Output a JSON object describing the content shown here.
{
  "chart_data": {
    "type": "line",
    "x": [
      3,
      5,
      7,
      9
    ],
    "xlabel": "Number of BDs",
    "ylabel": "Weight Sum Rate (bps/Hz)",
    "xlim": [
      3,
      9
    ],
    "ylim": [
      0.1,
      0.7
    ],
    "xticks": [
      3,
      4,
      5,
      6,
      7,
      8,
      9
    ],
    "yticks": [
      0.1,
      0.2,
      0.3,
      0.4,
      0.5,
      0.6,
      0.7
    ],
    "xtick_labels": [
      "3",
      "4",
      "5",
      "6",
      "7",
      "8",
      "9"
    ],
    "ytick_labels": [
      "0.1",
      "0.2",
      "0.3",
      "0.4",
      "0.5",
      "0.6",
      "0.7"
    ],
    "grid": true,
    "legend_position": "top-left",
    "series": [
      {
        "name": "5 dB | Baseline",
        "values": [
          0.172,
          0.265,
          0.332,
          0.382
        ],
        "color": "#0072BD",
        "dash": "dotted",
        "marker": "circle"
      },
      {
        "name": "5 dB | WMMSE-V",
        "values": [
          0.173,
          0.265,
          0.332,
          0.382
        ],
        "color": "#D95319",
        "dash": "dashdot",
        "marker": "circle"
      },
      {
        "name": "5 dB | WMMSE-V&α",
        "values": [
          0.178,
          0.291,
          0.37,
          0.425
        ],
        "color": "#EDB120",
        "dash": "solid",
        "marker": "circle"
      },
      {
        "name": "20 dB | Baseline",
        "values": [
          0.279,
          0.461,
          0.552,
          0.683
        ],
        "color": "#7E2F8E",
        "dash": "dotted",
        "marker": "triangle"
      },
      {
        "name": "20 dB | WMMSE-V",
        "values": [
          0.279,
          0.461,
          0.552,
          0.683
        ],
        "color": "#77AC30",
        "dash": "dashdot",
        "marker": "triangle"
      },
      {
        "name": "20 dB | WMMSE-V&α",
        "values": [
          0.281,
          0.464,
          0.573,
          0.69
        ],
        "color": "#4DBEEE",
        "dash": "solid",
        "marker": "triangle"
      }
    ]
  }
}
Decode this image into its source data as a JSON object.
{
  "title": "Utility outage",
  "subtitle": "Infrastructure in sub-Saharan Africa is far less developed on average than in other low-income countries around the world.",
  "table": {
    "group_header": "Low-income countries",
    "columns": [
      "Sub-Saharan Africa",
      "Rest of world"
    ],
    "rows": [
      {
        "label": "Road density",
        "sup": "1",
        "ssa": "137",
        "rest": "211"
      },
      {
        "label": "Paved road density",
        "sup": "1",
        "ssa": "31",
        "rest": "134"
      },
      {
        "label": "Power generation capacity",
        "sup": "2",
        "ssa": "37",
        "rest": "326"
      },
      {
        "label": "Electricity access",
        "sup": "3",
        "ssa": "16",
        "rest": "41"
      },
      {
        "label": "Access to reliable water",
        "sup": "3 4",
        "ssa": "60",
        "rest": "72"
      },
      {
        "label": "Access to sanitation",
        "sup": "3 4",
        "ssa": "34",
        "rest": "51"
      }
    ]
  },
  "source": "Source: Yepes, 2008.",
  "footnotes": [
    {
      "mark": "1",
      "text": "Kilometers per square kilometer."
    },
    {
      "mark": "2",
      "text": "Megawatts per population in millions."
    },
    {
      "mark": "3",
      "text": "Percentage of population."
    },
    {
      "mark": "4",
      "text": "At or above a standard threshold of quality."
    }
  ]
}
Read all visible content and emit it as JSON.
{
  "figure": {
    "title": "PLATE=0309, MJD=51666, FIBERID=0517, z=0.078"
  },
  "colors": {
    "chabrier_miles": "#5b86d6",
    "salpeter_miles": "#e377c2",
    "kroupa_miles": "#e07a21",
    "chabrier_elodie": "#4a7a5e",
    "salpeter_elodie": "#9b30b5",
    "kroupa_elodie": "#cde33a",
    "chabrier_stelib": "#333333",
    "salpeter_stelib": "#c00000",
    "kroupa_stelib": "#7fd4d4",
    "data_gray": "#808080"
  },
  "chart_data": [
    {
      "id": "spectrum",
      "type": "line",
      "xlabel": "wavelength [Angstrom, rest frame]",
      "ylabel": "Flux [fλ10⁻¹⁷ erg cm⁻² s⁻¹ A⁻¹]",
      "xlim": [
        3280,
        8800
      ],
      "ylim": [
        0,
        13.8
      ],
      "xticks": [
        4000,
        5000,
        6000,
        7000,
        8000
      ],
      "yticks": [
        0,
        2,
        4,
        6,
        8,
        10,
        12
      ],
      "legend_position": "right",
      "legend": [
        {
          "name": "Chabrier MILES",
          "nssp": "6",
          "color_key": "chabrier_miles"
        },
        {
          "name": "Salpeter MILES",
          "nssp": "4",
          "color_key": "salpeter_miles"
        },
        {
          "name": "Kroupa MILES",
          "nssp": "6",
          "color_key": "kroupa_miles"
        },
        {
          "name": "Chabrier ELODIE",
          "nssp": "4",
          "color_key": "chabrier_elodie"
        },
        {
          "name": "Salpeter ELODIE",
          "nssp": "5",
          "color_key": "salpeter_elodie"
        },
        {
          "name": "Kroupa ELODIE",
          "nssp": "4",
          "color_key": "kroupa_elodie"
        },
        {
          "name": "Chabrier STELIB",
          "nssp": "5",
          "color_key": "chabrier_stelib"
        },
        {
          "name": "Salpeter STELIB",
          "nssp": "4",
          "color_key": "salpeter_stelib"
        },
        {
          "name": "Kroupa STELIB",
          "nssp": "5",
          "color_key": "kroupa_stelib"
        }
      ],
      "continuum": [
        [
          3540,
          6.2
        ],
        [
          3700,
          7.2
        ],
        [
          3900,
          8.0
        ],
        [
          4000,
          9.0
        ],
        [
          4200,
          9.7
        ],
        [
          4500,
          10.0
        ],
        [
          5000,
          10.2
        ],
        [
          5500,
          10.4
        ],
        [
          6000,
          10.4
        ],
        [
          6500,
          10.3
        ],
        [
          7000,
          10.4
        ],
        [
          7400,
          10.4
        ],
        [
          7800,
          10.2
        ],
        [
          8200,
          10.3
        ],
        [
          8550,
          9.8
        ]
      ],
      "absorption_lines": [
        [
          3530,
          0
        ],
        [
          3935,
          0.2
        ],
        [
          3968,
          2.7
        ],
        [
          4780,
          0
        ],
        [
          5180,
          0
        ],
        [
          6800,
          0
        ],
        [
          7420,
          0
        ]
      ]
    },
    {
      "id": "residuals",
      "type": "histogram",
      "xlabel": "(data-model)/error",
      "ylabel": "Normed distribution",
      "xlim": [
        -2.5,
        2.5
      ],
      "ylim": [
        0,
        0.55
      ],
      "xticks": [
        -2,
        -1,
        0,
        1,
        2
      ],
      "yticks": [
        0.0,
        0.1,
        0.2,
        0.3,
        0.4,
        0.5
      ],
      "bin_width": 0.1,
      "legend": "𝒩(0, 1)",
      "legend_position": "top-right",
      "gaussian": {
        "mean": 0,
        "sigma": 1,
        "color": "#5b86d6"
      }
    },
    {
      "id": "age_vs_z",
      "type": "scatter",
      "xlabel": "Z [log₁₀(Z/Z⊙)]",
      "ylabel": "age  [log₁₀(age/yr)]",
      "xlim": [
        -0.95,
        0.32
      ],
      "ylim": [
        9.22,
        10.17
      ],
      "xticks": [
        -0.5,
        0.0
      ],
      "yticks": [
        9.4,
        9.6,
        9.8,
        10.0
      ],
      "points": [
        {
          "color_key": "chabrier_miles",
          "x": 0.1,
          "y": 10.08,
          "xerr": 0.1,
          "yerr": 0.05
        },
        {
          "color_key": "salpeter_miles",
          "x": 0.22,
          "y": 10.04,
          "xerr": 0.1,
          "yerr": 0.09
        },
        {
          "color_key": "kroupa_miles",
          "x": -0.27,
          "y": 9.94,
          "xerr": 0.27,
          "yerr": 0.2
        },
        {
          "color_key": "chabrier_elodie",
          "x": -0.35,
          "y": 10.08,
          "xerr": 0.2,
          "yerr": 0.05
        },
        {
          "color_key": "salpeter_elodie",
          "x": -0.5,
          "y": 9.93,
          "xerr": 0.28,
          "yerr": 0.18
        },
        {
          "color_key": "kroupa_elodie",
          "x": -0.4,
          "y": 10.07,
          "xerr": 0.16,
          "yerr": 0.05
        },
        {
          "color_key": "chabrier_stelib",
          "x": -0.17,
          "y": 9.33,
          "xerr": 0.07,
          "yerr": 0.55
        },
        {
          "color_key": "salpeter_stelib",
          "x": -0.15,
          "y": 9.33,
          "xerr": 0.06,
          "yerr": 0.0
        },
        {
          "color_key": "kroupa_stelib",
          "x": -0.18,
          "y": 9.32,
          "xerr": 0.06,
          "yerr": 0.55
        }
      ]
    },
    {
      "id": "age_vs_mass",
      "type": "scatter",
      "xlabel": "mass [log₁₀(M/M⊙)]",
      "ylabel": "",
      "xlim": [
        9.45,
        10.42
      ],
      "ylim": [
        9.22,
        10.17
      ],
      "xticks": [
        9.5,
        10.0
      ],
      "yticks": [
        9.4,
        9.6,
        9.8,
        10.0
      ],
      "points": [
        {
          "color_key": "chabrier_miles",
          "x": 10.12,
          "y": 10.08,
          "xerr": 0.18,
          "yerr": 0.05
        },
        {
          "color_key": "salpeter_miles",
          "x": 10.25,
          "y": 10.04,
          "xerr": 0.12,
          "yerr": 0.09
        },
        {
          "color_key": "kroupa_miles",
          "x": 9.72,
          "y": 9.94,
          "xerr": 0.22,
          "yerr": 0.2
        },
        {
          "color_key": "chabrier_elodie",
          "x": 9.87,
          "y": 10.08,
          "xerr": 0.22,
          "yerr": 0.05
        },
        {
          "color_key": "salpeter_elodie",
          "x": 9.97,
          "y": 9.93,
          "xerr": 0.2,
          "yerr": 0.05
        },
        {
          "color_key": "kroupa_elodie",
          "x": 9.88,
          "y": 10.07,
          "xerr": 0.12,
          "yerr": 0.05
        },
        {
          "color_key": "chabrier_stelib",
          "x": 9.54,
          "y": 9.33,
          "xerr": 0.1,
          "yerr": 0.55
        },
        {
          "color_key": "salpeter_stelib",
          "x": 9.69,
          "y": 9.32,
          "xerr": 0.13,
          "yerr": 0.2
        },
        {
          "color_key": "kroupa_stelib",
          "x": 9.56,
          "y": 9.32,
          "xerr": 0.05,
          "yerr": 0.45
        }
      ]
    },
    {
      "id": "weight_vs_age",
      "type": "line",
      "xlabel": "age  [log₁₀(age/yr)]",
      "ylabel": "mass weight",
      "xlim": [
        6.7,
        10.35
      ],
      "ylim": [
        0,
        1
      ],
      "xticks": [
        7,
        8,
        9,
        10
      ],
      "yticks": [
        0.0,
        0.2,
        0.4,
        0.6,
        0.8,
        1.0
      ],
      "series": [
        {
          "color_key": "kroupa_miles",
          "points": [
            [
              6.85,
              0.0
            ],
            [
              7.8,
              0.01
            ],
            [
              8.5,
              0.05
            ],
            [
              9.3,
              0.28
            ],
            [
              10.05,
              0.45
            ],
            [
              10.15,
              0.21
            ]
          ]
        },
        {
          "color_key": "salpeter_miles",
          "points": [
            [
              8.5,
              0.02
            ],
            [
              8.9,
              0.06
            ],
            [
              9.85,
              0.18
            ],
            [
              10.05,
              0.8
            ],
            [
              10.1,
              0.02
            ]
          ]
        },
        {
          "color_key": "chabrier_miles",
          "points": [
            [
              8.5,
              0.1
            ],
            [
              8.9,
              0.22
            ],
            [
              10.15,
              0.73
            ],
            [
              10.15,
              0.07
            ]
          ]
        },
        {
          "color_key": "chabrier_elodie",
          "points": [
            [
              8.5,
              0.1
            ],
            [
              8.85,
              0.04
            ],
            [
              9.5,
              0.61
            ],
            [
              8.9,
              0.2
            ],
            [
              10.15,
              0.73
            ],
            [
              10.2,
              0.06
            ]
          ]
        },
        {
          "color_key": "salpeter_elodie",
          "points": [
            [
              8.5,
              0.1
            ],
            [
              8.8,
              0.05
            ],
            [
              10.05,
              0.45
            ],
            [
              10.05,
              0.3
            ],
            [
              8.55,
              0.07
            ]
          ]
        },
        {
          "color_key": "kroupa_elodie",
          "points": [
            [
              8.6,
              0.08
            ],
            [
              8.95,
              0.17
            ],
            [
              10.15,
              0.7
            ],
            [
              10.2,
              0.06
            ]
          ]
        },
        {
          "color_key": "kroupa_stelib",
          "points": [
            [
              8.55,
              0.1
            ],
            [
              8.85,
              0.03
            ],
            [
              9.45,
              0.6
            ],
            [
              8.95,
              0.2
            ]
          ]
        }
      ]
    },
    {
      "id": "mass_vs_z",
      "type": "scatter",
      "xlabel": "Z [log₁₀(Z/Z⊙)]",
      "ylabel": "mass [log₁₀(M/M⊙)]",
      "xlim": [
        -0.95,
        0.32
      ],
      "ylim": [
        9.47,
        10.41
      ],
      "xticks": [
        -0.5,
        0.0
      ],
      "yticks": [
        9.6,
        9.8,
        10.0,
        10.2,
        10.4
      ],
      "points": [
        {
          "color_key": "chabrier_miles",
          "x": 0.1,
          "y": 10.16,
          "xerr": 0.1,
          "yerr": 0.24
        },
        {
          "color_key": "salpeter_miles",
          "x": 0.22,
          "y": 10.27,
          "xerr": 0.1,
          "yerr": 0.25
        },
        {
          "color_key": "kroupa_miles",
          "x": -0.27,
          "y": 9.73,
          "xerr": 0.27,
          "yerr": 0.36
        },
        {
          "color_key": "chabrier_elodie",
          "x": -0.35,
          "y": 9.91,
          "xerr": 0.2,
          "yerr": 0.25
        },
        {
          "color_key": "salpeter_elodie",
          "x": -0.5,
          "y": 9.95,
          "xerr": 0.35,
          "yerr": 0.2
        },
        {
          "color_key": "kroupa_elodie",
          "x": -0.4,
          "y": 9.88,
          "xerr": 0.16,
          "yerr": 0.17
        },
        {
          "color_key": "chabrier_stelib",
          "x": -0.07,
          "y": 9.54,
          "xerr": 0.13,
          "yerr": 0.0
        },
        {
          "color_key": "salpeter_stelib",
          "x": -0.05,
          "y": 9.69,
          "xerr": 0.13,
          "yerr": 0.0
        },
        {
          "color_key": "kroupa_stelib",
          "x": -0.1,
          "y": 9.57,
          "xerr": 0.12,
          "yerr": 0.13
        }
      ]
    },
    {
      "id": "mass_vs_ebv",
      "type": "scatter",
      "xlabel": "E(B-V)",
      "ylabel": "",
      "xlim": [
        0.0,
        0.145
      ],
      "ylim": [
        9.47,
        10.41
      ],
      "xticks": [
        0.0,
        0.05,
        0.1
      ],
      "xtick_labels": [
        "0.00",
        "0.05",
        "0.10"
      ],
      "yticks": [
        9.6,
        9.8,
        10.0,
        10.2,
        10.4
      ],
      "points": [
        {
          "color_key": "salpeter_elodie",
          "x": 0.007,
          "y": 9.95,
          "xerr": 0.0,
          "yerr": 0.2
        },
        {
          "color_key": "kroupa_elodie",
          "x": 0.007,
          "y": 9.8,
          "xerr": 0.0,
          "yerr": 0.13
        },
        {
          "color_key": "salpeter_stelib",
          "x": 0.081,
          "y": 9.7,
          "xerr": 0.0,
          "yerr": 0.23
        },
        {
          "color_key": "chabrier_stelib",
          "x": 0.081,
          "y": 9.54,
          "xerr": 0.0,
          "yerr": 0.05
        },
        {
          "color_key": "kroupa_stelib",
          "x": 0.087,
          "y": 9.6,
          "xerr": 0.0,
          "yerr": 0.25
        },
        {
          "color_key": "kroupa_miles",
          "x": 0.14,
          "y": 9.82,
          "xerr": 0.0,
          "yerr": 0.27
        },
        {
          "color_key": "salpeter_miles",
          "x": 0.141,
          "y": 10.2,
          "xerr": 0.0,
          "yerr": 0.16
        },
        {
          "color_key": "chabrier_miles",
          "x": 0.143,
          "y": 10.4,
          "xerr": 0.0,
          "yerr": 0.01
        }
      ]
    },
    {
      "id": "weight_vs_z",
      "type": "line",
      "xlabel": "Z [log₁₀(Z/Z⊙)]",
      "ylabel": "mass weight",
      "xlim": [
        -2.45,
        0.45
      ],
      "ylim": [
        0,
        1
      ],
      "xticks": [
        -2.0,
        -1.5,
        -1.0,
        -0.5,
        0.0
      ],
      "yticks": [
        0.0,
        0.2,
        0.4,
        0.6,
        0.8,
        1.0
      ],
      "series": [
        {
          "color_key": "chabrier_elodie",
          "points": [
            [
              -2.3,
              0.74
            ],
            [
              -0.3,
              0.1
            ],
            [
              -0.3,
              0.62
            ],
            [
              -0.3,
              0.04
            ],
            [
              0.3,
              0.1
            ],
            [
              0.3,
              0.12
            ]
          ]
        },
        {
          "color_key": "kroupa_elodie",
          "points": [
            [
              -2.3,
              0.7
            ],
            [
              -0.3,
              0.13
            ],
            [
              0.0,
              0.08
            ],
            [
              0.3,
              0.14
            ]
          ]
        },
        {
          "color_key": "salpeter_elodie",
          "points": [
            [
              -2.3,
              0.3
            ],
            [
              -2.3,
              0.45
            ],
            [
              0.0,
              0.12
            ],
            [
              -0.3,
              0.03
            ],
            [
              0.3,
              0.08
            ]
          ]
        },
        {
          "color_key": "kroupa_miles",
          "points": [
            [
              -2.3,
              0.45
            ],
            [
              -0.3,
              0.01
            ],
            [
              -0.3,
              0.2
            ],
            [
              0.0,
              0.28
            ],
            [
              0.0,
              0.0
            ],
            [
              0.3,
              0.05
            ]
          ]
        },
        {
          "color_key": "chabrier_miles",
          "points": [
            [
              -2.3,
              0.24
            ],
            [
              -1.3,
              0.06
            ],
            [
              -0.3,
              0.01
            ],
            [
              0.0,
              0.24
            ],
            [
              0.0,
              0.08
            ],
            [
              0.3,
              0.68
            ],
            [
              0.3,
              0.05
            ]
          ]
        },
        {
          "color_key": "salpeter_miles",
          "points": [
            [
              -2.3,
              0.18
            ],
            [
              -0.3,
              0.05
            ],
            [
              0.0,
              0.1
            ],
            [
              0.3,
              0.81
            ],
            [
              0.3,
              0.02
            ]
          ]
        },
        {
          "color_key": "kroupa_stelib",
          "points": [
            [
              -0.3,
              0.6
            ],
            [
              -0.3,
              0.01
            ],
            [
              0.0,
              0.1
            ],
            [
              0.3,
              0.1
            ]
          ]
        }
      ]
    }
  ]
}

══════════

◆ **EXERCISE GOAL**
Track down every line holding the string "source" and copy it.

◆ **SOLUTION**
Decode this image into its source data as a JSON object.
  "source": "Source: Yepes, 2008.",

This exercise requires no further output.